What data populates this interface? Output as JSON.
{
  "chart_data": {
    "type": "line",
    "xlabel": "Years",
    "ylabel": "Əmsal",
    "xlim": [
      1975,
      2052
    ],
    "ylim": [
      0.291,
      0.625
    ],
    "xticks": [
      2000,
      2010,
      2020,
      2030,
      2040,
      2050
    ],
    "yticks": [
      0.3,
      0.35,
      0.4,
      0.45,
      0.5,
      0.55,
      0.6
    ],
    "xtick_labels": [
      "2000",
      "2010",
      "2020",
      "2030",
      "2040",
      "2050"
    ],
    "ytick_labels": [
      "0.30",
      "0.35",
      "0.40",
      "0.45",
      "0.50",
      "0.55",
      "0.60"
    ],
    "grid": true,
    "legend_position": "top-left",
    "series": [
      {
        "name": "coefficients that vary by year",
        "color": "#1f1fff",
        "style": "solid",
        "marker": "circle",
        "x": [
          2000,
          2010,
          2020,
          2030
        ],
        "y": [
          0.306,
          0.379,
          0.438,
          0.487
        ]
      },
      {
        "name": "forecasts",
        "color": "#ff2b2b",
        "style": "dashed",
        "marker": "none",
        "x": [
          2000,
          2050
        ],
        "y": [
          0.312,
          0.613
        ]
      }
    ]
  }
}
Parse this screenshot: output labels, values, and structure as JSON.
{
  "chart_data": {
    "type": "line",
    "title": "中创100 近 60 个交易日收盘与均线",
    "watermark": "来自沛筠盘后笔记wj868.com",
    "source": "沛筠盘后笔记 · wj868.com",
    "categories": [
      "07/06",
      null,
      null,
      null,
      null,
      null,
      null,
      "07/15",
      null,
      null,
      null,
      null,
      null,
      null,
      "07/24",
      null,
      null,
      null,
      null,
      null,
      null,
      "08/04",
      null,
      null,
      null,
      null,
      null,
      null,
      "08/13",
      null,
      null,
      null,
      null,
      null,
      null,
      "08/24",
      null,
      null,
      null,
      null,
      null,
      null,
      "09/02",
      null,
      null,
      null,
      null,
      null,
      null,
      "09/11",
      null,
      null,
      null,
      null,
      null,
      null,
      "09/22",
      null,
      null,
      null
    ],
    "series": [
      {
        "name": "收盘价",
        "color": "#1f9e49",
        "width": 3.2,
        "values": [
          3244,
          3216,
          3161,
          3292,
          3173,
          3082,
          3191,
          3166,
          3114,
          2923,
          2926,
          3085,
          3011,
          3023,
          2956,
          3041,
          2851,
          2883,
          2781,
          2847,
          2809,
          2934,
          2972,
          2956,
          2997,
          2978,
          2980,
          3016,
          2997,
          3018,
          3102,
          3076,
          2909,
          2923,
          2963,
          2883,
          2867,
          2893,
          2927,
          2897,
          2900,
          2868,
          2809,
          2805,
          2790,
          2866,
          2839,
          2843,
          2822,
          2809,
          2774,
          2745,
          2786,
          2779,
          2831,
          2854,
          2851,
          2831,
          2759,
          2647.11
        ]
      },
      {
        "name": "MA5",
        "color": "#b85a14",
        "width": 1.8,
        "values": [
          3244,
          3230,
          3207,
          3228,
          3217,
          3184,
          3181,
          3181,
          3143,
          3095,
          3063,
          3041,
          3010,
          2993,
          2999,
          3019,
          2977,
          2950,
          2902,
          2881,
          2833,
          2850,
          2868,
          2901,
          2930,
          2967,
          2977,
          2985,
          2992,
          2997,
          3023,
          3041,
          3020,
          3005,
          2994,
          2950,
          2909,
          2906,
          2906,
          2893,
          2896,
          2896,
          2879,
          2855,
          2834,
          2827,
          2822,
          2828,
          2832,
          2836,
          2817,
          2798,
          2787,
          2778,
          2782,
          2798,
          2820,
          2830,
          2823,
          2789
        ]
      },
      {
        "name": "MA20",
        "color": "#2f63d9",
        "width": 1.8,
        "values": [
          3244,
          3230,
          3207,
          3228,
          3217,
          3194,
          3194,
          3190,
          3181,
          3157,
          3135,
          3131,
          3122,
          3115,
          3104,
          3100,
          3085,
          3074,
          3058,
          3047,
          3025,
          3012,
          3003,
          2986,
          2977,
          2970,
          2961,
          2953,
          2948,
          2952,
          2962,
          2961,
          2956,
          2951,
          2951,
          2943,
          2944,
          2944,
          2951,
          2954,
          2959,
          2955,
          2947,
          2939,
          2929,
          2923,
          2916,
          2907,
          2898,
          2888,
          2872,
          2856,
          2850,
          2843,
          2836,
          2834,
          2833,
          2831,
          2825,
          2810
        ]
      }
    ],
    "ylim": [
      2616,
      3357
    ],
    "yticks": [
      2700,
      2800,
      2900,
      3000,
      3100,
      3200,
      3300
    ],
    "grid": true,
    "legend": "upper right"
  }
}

### Task
Return all of the entries exactly as written.

### Worked answer
What data populates this interface? Output as JSON.
{
  "chart_data": {
    "type": "line",
    "xlabel": "Years",
    "ylabel": "Əmsal",
    "xlim": [
      1975,
      2052
    ],
    "ylim": [
      0.291,
      0.625
    ],
    "xticks": [
      2000,
      2010,
      2020,
      2030,
      2040,
      2050
    ],
    "yticks": [
      0.3,
      0.35,
      0.4,
      0.45,
      0.5,
      0.55,
      0.6
    ],
    "xtick_labels": [
      "2000",
      "2010",
      "2020",
      "2030",
      "2040",
      "2050"
    ],
    "ytick_labels": [
      "0.30",
      "0.35",
      "0.40",
      "0.45",
      "0.50",
      "0.55",
      "0.60"
    ],
    "grid": true,
    "legend_position": "top-left",
    "series": [
      {
        "name": "coefficients that vary by year",
        "color": "#1f1fff",
        "style": "solid",
        "marker": "circle",
        "x": [
          2000,
          2010,
          2020,
          2030
        ],
        "y": [
          0.306,
          0.379,
          0.438,
          0.487
        ]
      },
      {
        "name": "forecasts",
        "color": "#ff2b2b",
        "style": "dashed",
        "marker": "none",
        "x": [
          2000,
          2050
        ],
        "y": [
          0.312,
          0.613
        ]
      }
    ]
  }
}
Parse this screenshot: output labels, values, and structure as JSON.
{
  "chart_data": {
    "type": "line",
    "title": "中创100 近 60 个交易日收盘与均线",
    "watermark": "来自沛筠盘后笔记wj868.com",
    "source": "沛筠盘后笔记 · wj868.com",
    "categories": [
      "07/06",
      null,
      null,
      null,
      null,
      null,
      null,
      "07/15",
      null,
      null,
      null,
      null,
      null,
      null,
      "07/24",
      null,
      null,
      null,
      null,
      null,
      null,
      "08/04",
      null,
      null,
      null,
      null,
      null,
      null,
      "08/13",
      null,
      null,
      null,
      null,
      null,
      null,
      "08/24",
      null,
      null,
      null,
      null,
      null,
      null,
      "09/02",
      null,
      null,
      null,
      null,
      null,
      null,
      "09/11",
      null,
      null,
      null,
      null,
      null,
      null,
      "09/22",
      null,
      null,
      null
    ],
    "series": [
      {
        "name": "收盘价",
        "color": "#1f9e49",
        "width": 3.2,
        "values": [
          3244,
          3216,
          3161,
          3292,
          3173,
          3082,
          3191,
          3166,
          3114,
          2923,
          2926,
          3085,
          3011,
          3023,
          2956,
          3041,
          2851,
          2883,
          2781,
          2847,
          2809,
          2934,
          2972,
          2956,
          2997,
          2978,
          2980,
          3016,
          2997,
          3018,
          3102,
          3076,
          2909,
          2923,
          2963,
          2883,
          2867,
          2893,
          2927,
          2897,
          2900,
          2868,
          2809,
          2805,
          2790,
          2866,
          2839,
          2843,
          2822,
          2809,
          2774,
          2745,
          2786,
          2779,
          2831,
          2854,
          2851,
          2831,
          2759,
          2647.11
        ]
      },
      {
        "name": "MA5",
        "color": "#b85a14",
        "width": 1.8,
        "values": [
          3244,
          3230,
          3207,
          3228,
          3217,
          3184,
          3181,
          3181,
          3143,
          3095,
          3063,
          3041,
          3010,
          2993,
          2999,
          3019,
          2977,
          2950,
          2902,
          2881,
          2833,
          2850,
          2868,
          2901,
          2930,
          2967,
          2977,
          2985,
          2992,
          2997,
          3023,
          3041,
          3020,
          3005,
          2994,
          2950,
          2909,
          2906,
          2906,
          2893,
          2896,
          2896,
          2879,
          2855,
          2834,
          2827,
          2822,
          2828,
          2832,
          2836,
          2817,
          2798,
          2787,
          2778,
          2782,
          2798,
          2820,
          2830,
          2823,
          2789
        ]
      },
      {
        "name": "MA20",
        "color": "#2f63d9",
        "width": 1.8,
        "values": [
          3244,
          3230,
          3207,
          3228,
          3217,
          3194,
          3194,
          3190,
          3181,
          3157,
          3135,
          3131,
          3122,
          3115,
          3104,
          3100,
          3085,
          3074,
          3058,
          3047,
          3025,
          3012,
          3003,
          2986,
          2977,
          2970,
          2961,
          2953,
          2948,
          2952,
          2962,
          2961,
          2956,
          2951,
          2951,
          2943,
          2944,
          2944,
          2951,
          2954,
          2959,
          2955,
          2947,
          2939,
          2929,
          2923,
          2916,
          2907,
          2898,
          2888,
          2872,
          2856,
          2850,
          2843,
          2836,
          2834,
          2833,
          2831,
          2825,
          2810
        ]
      }
    ],
    "ylim": [
      2616,
      3357
    ],
    "yticks": [
      2700,
      2800,
      2900,
      3000,
      3100,
      3200,
      3300
    ],
    "grid": true,
    "legend": "upper right"
  }
}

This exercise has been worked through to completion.